What the exercise asks | Using the listing below, copy every line that mentions "массовой".

Dataset |
-- begin --
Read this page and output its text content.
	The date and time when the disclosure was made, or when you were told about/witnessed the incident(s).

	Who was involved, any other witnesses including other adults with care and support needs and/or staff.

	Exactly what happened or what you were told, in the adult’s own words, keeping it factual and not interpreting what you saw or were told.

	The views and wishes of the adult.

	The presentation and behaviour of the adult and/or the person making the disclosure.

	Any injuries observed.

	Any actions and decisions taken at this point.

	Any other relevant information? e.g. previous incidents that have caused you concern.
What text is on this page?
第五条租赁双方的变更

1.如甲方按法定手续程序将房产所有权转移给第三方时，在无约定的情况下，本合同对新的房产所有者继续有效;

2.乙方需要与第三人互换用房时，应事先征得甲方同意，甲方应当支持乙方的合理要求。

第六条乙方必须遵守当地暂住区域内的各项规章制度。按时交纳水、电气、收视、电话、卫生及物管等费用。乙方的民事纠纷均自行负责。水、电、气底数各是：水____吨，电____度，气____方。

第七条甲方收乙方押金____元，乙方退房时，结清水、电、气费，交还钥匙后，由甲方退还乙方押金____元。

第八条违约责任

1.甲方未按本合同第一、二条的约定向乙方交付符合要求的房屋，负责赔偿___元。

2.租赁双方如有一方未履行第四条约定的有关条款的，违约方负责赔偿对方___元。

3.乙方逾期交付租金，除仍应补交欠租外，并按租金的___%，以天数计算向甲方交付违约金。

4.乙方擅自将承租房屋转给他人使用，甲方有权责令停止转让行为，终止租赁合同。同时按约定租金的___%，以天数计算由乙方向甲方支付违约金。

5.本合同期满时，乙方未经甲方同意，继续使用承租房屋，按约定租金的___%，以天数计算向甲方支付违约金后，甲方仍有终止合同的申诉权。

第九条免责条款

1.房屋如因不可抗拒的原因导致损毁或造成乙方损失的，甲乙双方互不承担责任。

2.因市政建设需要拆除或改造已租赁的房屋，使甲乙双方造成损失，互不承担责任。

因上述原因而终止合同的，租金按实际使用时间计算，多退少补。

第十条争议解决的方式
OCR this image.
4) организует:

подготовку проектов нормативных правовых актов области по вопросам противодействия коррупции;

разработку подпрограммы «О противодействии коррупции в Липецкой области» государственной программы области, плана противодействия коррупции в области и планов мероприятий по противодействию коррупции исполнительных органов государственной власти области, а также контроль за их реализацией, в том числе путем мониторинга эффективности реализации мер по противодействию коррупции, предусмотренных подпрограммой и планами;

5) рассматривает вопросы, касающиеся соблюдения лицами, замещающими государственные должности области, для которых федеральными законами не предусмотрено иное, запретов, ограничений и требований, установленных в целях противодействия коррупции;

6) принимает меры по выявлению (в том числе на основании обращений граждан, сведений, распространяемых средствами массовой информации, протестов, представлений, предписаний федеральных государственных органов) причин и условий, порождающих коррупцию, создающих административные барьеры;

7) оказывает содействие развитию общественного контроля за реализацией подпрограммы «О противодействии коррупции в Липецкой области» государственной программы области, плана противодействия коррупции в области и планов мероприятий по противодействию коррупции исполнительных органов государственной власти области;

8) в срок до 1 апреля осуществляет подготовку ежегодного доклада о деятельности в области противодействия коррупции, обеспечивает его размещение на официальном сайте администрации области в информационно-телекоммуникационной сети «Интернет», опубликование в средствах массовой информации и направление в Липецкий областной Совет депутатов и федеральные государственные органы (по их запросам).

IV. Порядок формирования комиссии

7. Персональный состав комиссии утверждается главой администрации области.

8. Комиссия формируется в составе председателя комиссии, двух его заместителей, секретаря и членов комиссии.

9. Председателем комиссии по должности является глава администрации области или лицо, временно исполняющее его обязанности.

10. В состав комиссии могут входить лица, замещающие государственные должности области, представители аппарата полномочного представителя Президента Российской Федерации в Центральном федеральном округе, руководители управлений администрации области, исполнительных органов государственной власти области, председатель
-- end --
Reply |
6) принимает меры по выявлению (в том числе на основании обращений граждан, сведений, распространяемых средствами массовой информации, протестов, представлений, предписаний федеральных государственных органов) причин и условий, порождающих коррупцию, создающих административные барьеры;
8) в срок до 1 апреля осуществляет подготовку ежегодного доклада о деятельности в области противодействия коррупции, обеспечивает его размещение на официальном сайте администрации области в информационно-телекоммуникационной сети «Интернет», опубликование в средствах массовой информации и направление в Липецкий областной Совет депутатов и федеральные государственные органы (по их запросам).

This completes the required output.